• **YOUR OBJECTIVE**
Would it be possible to write out each entry below exactly, without the pictures?

※ ※ ※

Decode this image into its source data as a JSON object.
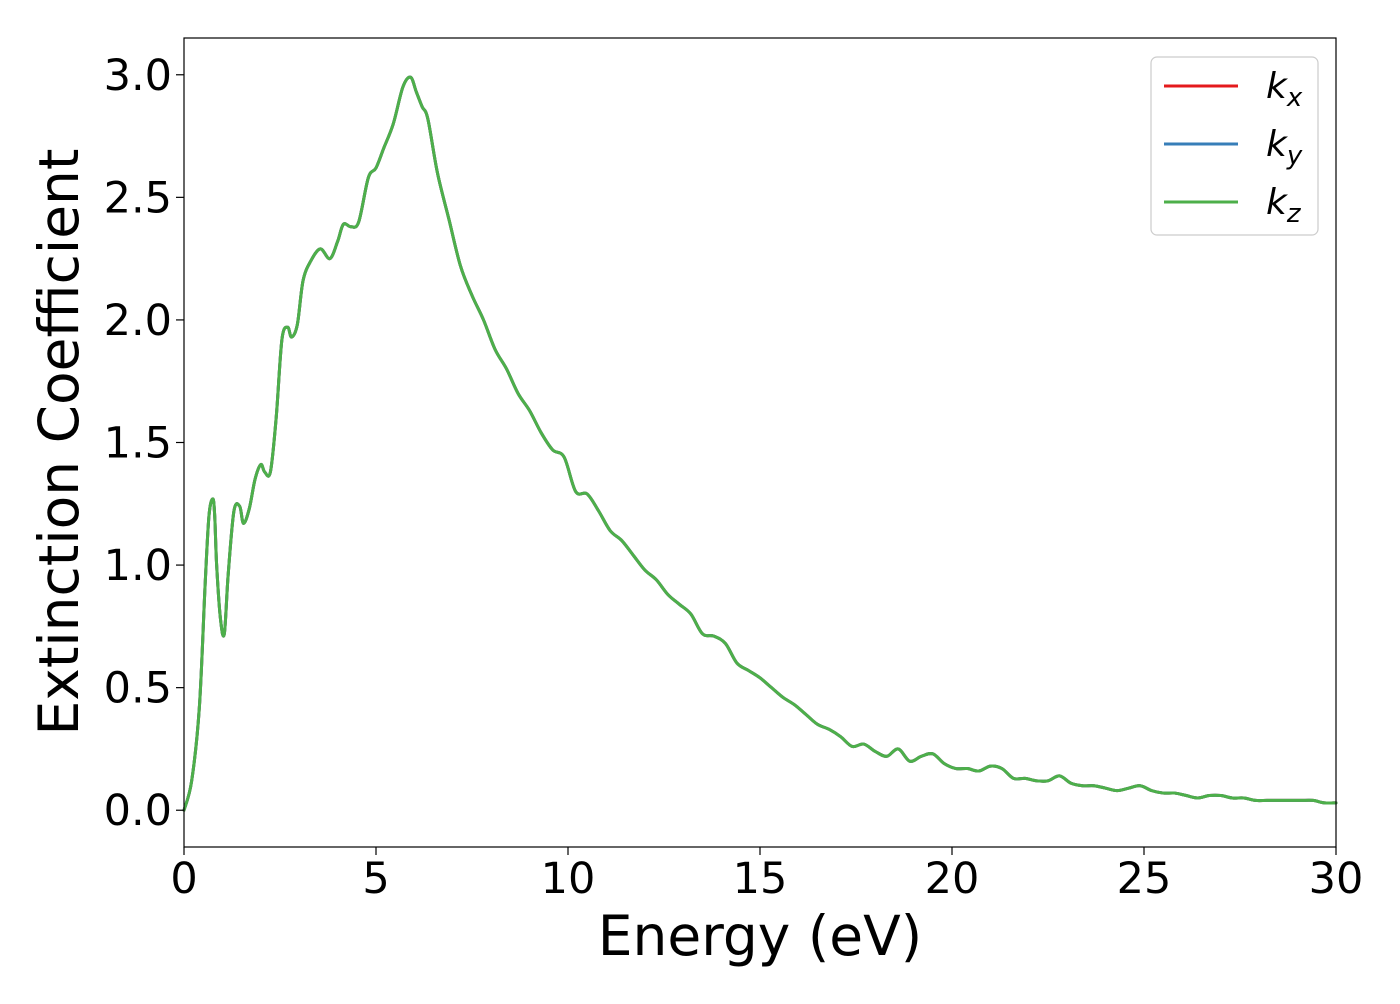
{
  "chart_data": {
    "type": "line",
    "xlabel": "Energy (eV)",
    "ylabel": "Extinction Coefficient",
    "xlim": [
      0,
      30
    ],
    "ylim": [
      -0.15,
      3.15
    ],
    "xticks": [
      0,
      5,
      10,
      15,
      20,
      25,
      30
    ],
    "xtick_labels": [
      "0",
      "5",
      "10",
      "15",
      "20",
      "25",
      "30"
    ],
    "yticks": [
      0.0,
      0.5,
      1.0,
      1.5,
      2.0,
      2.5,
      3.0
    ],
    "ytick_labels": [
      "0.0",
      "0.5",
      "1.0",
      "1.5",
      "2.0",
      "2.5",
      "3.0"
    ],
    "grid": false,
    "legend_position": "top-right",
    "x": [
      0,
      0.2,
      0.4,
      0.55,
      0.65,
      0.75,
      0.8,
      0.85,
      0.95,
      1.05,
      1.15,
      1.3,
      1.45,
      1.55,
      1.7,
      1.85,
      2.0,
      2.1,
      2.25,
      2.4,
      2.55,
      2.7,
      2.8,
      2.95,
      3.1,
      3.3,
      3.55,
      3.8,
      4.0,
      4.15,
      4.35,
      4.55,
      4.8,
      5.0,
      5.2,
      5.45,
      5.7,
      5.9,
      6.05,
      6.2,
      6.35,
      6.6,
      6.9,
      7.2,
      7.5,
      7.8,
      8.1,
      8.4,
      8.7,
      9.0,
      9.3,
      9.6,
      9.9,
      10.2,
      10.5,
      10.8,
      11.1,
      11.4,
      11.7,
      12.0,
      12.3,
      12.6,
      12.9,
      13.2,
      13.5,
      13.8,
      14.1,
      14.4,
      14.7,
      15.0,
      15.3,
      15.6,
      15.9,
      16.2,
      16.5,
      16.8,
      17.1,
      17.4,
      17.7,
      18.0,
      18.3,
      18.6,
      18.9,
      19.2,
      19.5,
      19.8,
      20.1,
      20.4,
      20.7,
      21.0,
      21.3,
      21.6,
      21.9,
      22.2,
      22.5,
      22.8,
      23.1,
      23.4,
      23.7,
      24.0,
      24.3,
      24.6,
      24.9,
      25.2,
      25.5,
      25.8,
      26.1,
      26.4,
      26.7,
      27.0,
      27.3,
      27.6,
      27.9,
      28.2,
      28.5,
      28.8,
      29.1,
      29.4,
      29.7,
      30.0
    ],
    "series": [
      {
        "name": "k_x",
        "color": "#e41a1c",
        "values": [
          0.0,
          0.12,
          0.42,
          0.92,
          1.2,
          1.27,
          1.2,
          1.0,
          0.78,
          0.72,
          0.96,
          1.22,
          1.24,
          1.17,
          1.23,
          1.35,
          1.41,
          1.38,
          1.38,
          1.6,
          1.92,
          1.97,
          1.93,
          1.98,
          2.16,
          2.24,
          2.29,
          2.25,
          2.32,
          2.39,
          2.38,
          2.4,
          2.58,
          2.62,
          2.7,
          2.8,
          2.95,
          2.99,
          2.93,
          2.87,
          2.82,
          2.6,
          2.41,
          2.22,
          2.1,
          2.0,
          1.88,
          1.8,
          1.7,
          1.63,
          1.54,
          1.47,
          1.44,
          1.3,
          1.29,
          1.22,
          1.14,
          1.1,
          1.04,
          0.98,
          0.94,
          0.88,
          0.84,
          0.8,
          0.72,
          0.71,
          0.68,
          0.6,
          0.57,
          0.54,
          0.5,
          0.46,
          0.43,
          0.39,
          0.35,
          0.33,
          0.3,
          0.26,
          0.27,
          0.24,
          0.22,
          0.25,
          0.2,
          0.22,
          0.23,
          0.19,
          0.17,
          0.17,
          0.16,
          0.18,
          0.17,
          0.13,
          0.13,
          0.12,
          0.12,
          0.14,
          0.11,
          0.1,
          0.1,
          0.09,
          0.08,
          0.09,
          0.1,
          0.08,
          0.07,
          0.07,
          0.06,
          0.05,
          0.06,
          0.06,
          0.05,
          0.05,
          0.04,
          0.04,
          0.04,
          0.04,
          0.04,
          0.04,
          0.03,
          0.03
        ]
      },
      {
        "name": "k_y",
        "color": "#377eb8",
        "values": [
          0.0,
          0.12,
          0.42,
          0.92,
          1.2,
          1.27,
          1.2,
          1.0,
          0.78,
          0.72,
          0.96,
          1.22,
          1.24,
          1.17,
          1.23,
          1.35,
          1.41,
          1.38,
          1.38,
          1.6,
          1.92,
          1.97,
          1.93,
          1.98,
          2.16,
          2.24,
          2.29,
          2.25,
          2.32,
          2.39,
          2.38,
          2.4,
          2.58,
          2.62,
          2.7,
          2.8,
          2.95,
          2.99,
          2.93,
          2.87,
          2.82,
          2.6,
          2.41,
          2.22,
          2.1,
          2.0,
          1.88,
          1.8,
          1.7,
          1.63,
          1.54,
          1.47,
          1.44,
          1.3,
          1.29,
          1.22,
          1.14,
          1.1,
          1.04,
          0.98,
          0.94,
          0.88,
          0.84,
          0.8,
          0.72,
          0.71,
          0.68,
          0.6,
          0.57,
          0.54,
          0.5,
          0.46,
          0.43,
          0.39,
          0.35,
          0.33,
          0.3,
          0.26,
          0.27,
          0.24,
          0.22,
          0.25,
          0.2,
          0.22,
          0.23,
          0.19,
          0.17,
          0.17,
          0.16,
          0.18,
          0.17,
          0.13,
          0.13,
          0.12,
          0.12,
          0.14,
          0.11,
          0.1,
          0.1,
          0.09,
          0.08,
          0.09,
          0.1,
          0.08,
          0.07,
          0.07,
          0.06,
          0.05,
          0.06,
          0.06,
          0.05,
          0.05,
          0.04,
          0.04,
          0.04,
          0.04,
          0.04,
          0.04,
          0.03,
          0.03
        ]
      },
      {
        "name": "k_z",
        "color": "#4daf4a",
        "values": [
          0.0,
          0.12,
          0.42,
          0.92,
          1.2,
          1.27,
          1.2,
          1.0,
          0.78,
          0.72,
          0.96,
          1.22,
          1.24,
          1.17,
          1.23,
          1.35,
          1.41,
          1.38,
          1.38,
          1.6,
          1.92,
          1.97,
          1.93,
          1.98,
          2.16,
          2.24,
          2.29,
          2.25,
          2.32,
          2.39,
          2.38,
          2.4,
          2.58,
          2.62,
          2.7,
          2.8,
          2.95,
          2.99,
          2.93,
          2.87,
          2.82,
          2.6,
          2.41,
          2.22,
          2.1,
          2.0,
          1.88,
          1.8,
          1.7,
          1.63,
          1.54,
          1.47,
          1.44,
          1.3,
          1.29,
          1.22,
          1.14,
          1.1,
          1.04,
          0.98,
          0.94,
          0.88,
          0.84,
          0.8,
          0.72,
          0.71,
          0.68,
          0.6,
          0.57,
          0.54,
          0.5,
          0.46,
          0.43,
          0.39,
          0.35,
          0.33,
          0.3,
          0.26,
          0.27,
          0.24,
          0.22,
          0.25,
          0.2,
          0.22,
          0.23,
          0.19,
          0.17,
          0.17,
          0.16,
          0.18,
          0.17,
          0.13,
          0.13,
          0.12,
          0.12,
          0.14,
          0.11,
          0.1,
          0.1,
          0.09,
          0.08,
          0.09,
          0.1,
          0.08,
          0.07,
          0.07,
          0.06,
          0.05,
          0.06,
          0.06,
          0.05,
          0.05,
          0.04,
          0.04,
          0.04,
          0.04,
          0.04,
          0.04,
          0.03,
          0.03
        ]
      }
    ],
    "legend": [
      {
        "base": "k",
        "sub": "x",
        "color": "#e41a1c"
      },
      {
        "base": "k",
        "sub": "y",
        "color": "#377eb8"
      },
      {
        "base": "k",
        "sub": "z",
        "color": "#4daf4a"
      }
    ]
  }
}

※ ※ ※

• **RESPONSE BELOW**
Decode this image into its source data as a JSON object.
{
  "chart_data": {
    "type": "line",
    "xlabel": "Energy (eV)",
    "ylabel": "Extinction Coefficient",
    "xlim": [
      0,
      30
    ],
    "ylim": [
      -0.15,
      3.15
    ],
    "xticks": [
      0,
      5,
      10,
      15,
      20,
      25,
      30
    ],
    "xtick_labels": [
      "0",
      "5",
      "10",
      "15",
      "20",
      "25",
      "30"
    ],
    "yticks": [
      0.0,
      0.5,
      1.0,
      1.5,
      2.0,
      2.5,
      3.0
    ],
    "ytick_labels": [
      "0.0",
      "0.5",
      "1.0",
      "1.5",
      "2.0",
      "2.5",
      "3.0"
    ],
    "grid": false,
    "legend_position": "top-right",
    "x": [
      0,
      0.2,
      0.4,
      0.55,
      0.65,
      0.75,
      0.8,
      0.85,
      0.95,
      1.05,
      1.15,
      1.3,
      1.45,
      1.55,
      1.7,
      1.85,
      2.0,
      2.1,
      2.25,
      2.4,
      2.55,
      2.7,
      2.8,
      2.95,
      3.1,
      3.3,
      3.55,
      3.8,
      4.0,
      4.15,
      4.35,
      4.55,
      4.8,
      5.0,
      5.2,
      5.45,
      5.7,
      5.9,
      6.05,
      6.2,
      6.35,
      6.6,
      6.9,
      7.2,
      7.5,
      7.8,
      8.1,
      8.4,
      8.7,
      9.0,
      9.3,
      9.6,
      9.9,
      10.2,
      10.5,
      10.8,
      11.1,
      11.4,
      11.7,
      12.0,
      12.3,
      12.6,
      12.9,
      13.2,
      13.5,
      13.8,
      14.1,
      14.4,
      14.7,
      15.0,
      15.3,
      15.6,
      15.9,
      16.2,
      16.5,
      16.8,
      17.1,
      17.4,
      17.7,
      18.0,
      18.3,
      18.6,
      18.9,
      19.2,
      19.5,
      19.8,
      20.1,
      20.4,
      20.7,
      21.0,
      21.3,
      21.6,
      21.9,
      22.2,
      22.5,
      22.8,
      23.1,
      23.4,
      23.7,
      24.0,
      24.3,
      24.6,
      24.9,
      25.2,
      25.5,
      25.8,
      26.1,
      26.4,
      26.7,
      27.0,
      27.3,
      27.6,
      27.9,
      28.2,
      28.5,
      28.8,
      29.1,
      29.4,
      29.7,
      30.0
    ],
    "series": [
      {
        "name": "k_x",
        "color": "#e41a1c",
        "values": [
          0.0,
          0.12,
          0.42,
          0.92,
          1.2,
          1.27,
          1.2,
          1.0,
          0.78,
          0.72,
          0.96,
          1.22,
          1.24,
          1.17,
          1.23,
          1.35,
          1.41,
          1.38,
          1.38,
          1.6,
          1.92,
          1.97,
          1.93,
          1.98,
          2.16,
          2.24,
          2.29,
          2.25,
          2.32,
          2.39,
          2.38,
          2.4,
          2.58,
          2.62,
          2.7,
          2.8,
          2.95,
          2.99,
          2.93,
          2.87,
          2.82,
          2.6,
          2.41,
          2.22,
          2.1,
          2.0,
          1.88,
          1.8,
          1.7,
          1.63,
          1.54,
          1.47,
          1.44,
          1.3,
          1.29,
          1.22,
          1.14,
          1.1,
          1.04,
          0.98,
          0.94,
          0.88,
          0.84,
          0.8,
          0.72,
          0.71,
          0.68,
          0.6,
          0.57,
          0.54,
          0.5,
          0.46,
          0.43,
          0.39,
          0.35,
          0.33,
          0.3,
          0.26,
          0.27,
          0.24,
          0.22,
          0.25,
          0.2,
          0.22,
          0.23,
          0.19,
          0.17,
          0.17,
          0.16,
          0.18,
          0.17,
          0.13,
          0.13,
          0.12,
          0.12,
          0.14,
          0.11,
          0.1,
          0.1,
          0.09,
          0.08,
          0.09,
          0.1,
          0.08,
          0.07,
          0.07,
          0.06,
          0.05,
          0.06,
          0.06,
          0.05,
          0.05,
          0.04,
          0.04,
          0.04,
          0.04,
          0.04,
          0.04,
          0.03,
          0.03
        ]
      },
      {
        "name": "k_y",
        "color": "#377eb8",
        "values": [
          0.0,
          0.12,
          0.42,
          0.92,
          1.2,
          1.27,
          1.2,
          1.0,
          0.78,
          0.72,
          0.96,
          1.22,
          1.24,
          1.17,
          1.23,
          1.35,
          1.41,
          1.38,
          1.38,
          1.6,
          1.92,
          1.97,
          1.93,
          1.98,
          2.16,
          2.24,
          2.29,
          2.25,
          2.32,
          2.39,
          2.38,
          2.4,
          2.58,
          2.62,
          2.7,
          2.8,
          2.95,
          2.99,
          2.93,
          2.87,
          2.82,
          2.6,
          2.41,
          2.22,
          2.1,
          2.0,
          1.88,
          1.8,
          1.7,
          1.63,
          1.54,
          1.47,
          1.44,
          1.3,
          1.29,
          1.22,
          1.14,
          1.1,
          1.04,
          0.98,
          0.94,
          0.88,
          0.84,
          0.8,
          0.72,
          0.71,
          0.68,
          0.6,
          0.57,
          0.54,
          0.5,
          0.46,
          0.43,
          0.39,
          0.35,
          0.33,
          0.3,
          0.26,
          0.27,
          0.24,
          0.22,
          0.25,
          0.2,
          0.22,
          0.23,
          0.19,
          0.17,
          0.17,
          0.16,
          0.18,
          0.17,
          0.13,
          0.13,
          0.12,
          0.12,
          0.14,
          0.11,
          0.1,
          0.1,
          0.09,
          0.08,
          0.09,
          0.1,
          0.08,
          0.07,
          0.07,
          0.06,
          0.05,
          0.06,
          0.06,
          0.05,
          0.05,
          0.04,
          0.04,
          0.04,
          0.04,
          0.04,
          0.04,
          0.03,
          0.03
        ]
      },
      {
        "name": "k_z",
        "color": "#4daf4a",
        "values": [
          0.0,
          0.12,
          0.42,
          0.92,
          1.2,
          1.27,
          1.2,
          1.0,
          0.78,
          0.72,
          0.96,
          1.22,
          1.24,
          1.17,
          1.23,
          1.35,
          1.41,
          1.38,
          1.38,
          1.6,
          1.92,
          1.97,
          1.93,
          1.98,
          2.16,
          2.24,
          2.29,
          2.25,
          2.32,
          2.39,
          2.38,
          2.4,
          2.58,
          2.62,
          2.7,
          2.8,
          2.95,
          2.99,
          2.93,
          2.87,
          2.82,
          2.6,
          2.41,
          2.22,
          2.1,
          2.0,
          1.88,
          1.8,
          1.7,
          1.63,
          1.54,
          1.47,
          1.44,
          1.3,
          1.29,
          1.22,
          1.14,
          1.1,
          1.04,
          0.98,
          0.94,
          0.88,
          0.84,
          0.8,
          0.72,
          0.71,
          0.68,
          0.6,
          0.57,
          0.54,
          0.5,
          0.46,
          0.43,
          0.39,
          0.35,
          0.33,
          0.3,
          0.26,
          0.27,
          0.24,
          0.22,
          0.25,
          0.2,
          0.22,
          0.23,
          0.19,
          0.17,
          0.17,
          0.16,
          0.18,
          0.17,
          0.13,
          0.13,
          0.12,
          0.12,
          0.14,
          0.11,
          0.1,
          0.1,
          0.09,
          0.08,
          0.09,
          0.1,
          0.08,
          0.07,
          0.07,
          0.06,
          0.05,
          0.06,
          0.06,
          0.05,
          0.05,
          0.04,
          0.04,
          0.04,
          0.04,
          0.04,
          0.04,
          0.03,
          0.03
        ]
      }
    ],
    "legend": [
      {
        "base": "k",
        "sub": "x",
        "color": "#e41a1c"
      },
      {
        "base": "k",
        "sub": "y",
        "color": "#377eb8"
      },
      {
        "base": "k",
        "sub": "z",
        "color": "#4daf4a"
      }
    ]
  }
}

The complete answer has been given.